YOUR GOAL:
Spot each line that carries the word "color"; copy those lines.

DATA FOR THIS TASK:
• • •
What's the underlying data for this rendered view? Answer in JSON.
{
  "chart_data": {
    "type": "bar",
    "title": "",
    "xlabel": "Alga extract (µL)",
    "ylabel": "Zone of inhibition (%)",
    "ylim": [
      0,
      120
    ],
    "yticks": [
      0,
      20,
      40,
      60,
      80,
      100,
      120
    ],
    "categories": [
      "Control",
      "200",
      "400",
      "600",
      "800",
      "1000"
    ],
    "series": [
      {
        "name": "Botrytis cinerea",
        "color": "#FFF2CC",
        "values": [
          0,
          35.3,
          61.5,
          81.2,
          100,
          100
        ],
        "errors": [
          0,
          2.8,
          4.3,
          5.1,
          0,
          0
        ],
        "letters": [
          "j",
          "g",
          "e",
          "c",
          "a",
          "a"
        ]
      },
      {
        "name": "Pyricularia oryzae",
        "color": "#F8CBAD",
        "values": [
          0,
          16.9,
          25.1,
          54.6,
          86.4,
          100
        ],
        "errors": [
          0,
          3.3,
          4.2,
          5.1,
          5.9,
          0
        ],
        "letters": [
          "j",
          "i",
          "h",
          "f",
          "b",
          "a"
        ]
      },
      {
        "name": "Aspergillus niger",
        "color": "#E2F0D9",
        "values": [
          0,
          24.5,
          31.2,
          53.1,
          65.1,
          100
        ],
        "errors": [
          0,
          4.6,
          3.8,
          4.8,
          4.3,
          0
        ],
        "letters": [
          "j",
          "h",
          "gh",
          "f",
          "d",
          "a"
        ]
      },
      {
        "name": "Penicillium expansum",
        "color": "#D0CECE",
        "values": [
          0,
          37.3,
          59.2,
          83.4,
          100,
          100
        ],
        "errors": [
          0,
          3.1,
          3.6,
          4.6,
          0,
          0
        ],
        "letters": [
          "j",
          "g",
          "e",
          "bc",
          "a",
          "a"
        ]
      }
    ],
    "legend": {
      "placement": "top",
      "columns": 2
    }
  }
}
• • •
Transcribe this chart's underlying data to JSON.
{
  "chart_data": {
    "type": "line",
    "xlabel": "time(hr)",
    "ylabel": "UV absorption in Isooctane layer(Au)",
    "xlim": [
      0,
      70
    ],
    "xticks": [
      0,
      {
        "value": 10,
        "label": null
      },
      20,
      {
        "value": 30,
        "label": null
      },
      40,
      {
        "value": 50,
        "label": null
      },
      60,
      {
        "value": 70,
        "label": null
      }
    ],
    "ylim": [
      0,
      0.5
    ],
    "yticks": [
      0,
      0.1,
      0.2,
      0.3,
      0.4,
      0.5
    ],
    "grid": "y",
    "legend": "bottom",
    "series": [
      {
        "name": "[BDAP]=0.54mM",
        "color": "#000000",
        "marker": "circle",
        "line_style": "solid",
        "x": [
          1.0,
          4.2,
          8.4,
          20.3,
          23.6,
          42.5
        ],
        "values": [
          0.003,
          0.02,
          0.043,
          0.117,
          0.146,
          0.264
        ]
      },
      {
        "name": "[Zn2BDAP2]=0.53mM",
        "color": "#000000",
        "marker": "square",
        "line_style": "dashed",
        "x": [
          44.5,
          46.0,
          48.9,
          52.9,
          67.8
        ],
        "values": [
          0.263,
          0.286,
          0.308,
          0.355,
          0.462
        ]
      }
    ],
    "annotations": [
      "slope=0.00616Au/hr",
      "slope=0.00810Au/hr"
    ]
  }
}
• • •
TASK RESULT:
        "color": "#FFF2CC",
        "color": "#F8CBAD",
        "color": "#E2F0D9",
        "color": "#D0CECE",
        "color": "#000000",
        "color": "#000000",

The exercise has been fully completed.